* [WRITTEN INSTRUCTION]: Find the string "name" in the entries and copy each line that has it.

☆ ☆ ☆ ☆

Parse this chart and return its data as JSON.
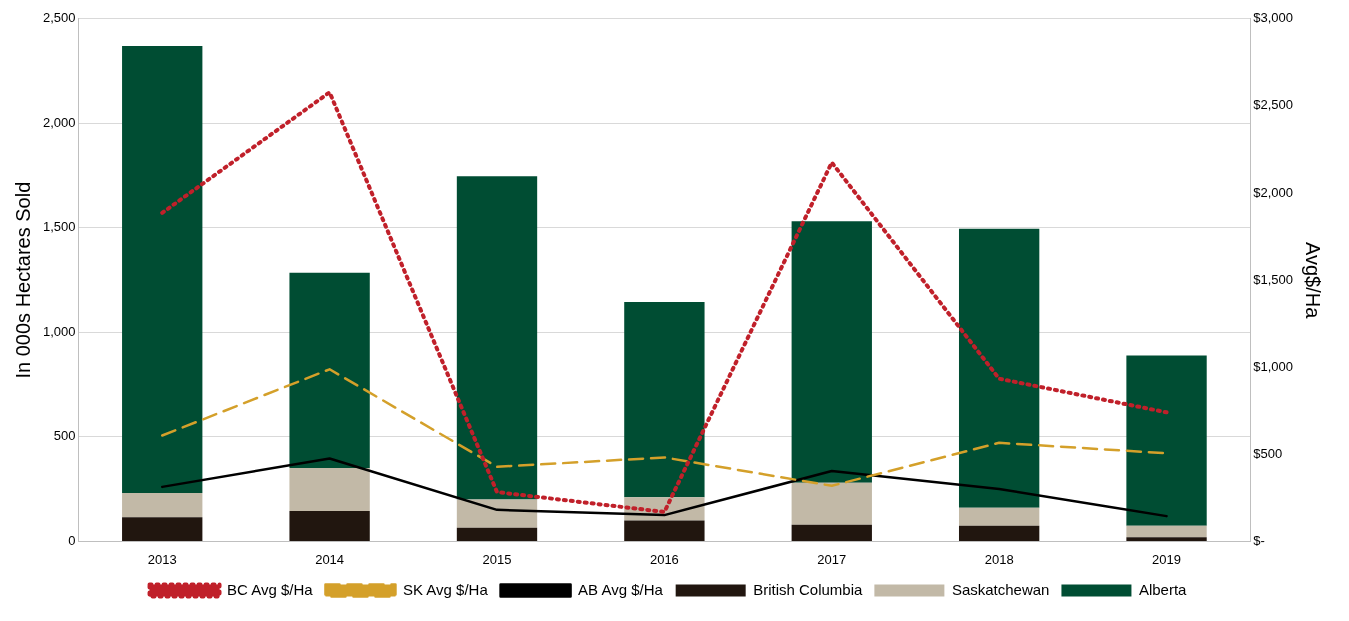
{
  "chart_data": {
    "type": "bar",
    "stacked": true,
    "categories": [
      "2013",
      "2014",
      "2015",
      "2016",
      "2017",
      "2018",
      "2019"
    ],
    "ylabel": "In 000s Hectares Sold",
    "y2label": "Avg$/Ha",
    "ylim": [
      0,
      2500
    ],
    "yticks": [
      {
        "value": 0,
        "label": "0"
      },
      {
        "value": 500,
        "label": "500"
      },
      {
        "value": 1000,
        "label": "1,000"
      },
      {
        "value": 1500,
        "label": "1,500"
      },
      {
        "value": 2000,
        "label": "2,000"
      },
      {
        "value": 2500,
        "label": "2,500"
      }
    ],
    "y2lim": [
      0,
      3000
    ],
    "y2ticks": [
      {
        "value": 0,
        "label": "$-"
      },
      {
        "value": 500,
        "label": "$500"
      },
      {
        "value": 1000,
        "label": "$1,000"
      },
      {
        "value": 1500,
        "label": "$1,500"
      },
      {
        "value": 2000,
        "label": "$2,000"
      },
      {
        "value": 2500,
        "label": "$2,500"
      },
      {
        "value": 3000,
        "label": "$3,000"
      }
    ],
    "grid": "y",
    "legend": "bottom",
    "marker": "none",
    "series": [
      {
        "name": "British Columbia",
        "color": "#21160f",
        "values": [
          115,
          146,
          65,
          100,
          80,
          75,
          20
        ]
      },
      {
        "name": "Saskatchewan",
        "color": "#c2b9a7",
        "values": [
          116,
          205,
          135,
          111,
          201,
          86,
          55
        ]
      },
      {
        "name": "Alberta",
        "color": "#004d33",
        "values": [
          2139,
          934,
          1547,
          934,
          1250,
          1335,
          814
        ]
      },
      {
        "name": "BC Avg $/Ha",
        "type": "line",
        "axis": "y2",
        "line_style": "dotted",
        "color": "#c0202a",
        "values": [
          1886,
          2578,
          283,
          169,
          2175,
          934,
          741
        ]
      },
      {
        "name": "SK Avg $/Ha",
        "type": "line",
        "axis": "y2",
        "line_style": "dashed",
        "color": "#d4a02a",
        "values": [
          608,
          988,
          428,
          482,
          319,
          566,
          506
        ]
      },
      {
        "name": "AB Avg $/Ha",
        "type": "line",
        "axis": "y2",
        "line_style": "solid",
        "color": "#000000",
        "values": [
          313,
          476,
          181,
          151,
          404,
          301,
          145
        ]
      }
    ]
  }
}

☆ ☆ ☆ ☆

* [WRITTEN SOLUTION]:
        "name": "British Columbia",
        "name": "Saskatchewan",
        "name": "Alberta",
        "name": "BC Avg $/Ha",
        "name": "SK Avg $/Ha",
        "name": "AB Avg $/Ha",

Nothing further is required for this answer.